■ **DESCRIPTION OF THE TASK**:
State how many lines in the listing below include the word "直接接触药品的包装材料或容器", and add nothing besides the number.

(Entries taken from a collection)
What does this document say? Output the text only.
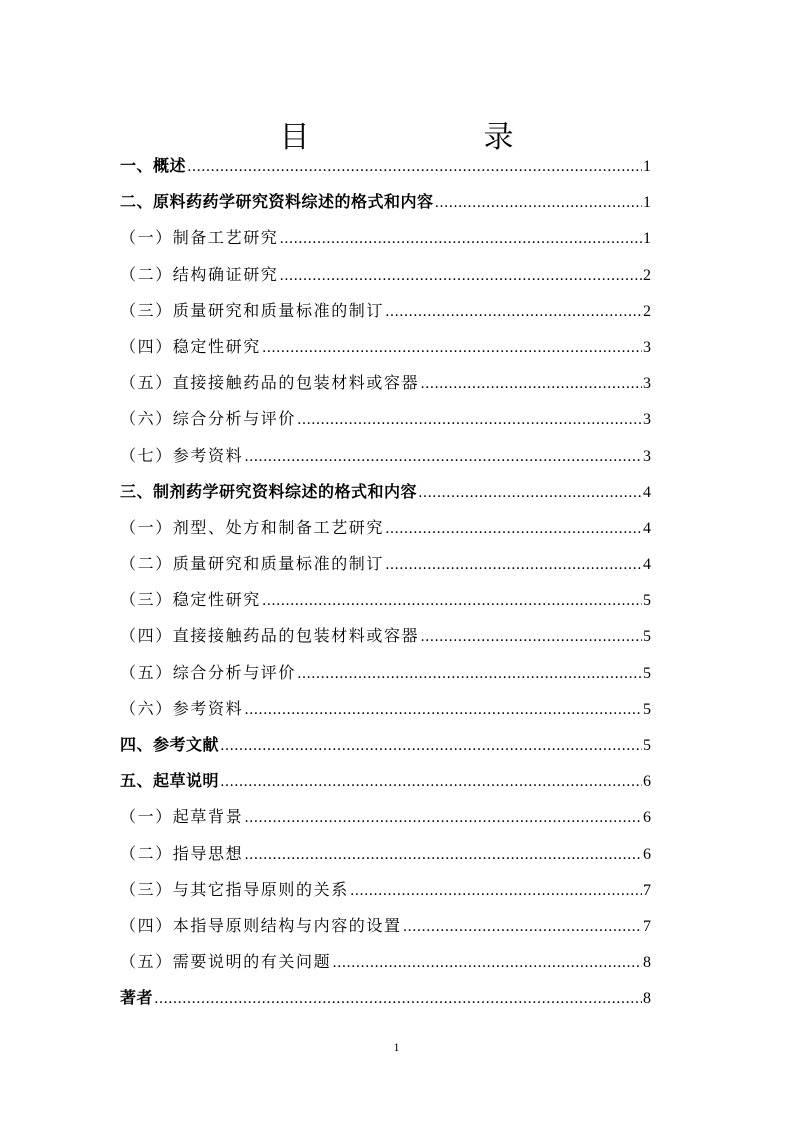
目　录
一、概述 ………………………………………………………………………………………………………………………………………………………………	1
二、原料药药学研究资料综述的格式和内容 ………………………………………………………………………………………………………………………………………………………………	1
（一）制备工艺研究 ………………………………………………………………………………………………………………………………………………………………	1
（二）结构确证研究 ………………………………………………………………………………………………………………………………………………………………	2
（三）质量研究和质量标准的制订 ………………………………………………………………………………………………………………………………………………………………	2
（四）稳定性研究 ………………………………………………………………………………………………………………………………………………………………	3
（五）直接接触药品的包装材料或容器 ………………………………………………………………………………………………………………………………………………………………	3
（六）综合分析与评价 ………………………………………………………………………………………………………………………………………………………………	3
（七）参考资料 ………………………………………………………………………………………………………………………………………………………………	3
三、制剂药学研究资料综述的格式和内容 ………………………………………………………………………………………………………………………………………………………………	4
（一）剂型、处方和制备工艺研究 ………………………………………………………………………………………………………………………………………………………………	4
（二）质量研究和质量标准的制订 ………………………………………………………………………………………………………………………………………………………………	4
（三）稳定性研究 ………………………………………………………………………………………………………………………………………………………………	5
（四）直接接触药品的包装材料或容器 ………………………………………………………………………………………………………………………………………………………………	5
（五）综合分析与评价 ………………………………………………………………………………………………………………………………………………………………	5
（六）参考资料 ………………………………………………………………………………………………………………………………………………………………	5
四、参考文献 ………………………………………………………………………………………………………………………………………………………………	5
五、起草说明 ………………………………………………………………………………………………………………………………………………………………	6
（一）起草背景 ………………………………………………………………………………………………………………………………………………………………	6
（二）指导思想 ………………………………………………………………………………………………………………………………………………………………	6
（三）与其它指导原则的关系 ………………………………………………………………………………………………………………………………………………………………	7
（四）本指导原则结构与内容的设置 ………………………………………………………………………………………………………………………………………………………………	7
（五）需要说明的有关问题 ………………………………………………………………………………………………………………………………………………………………	8
著者 ………………………………………………………………………………………………………………………………………………………………	8
1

■ **EXERCISE ANSWER**:
2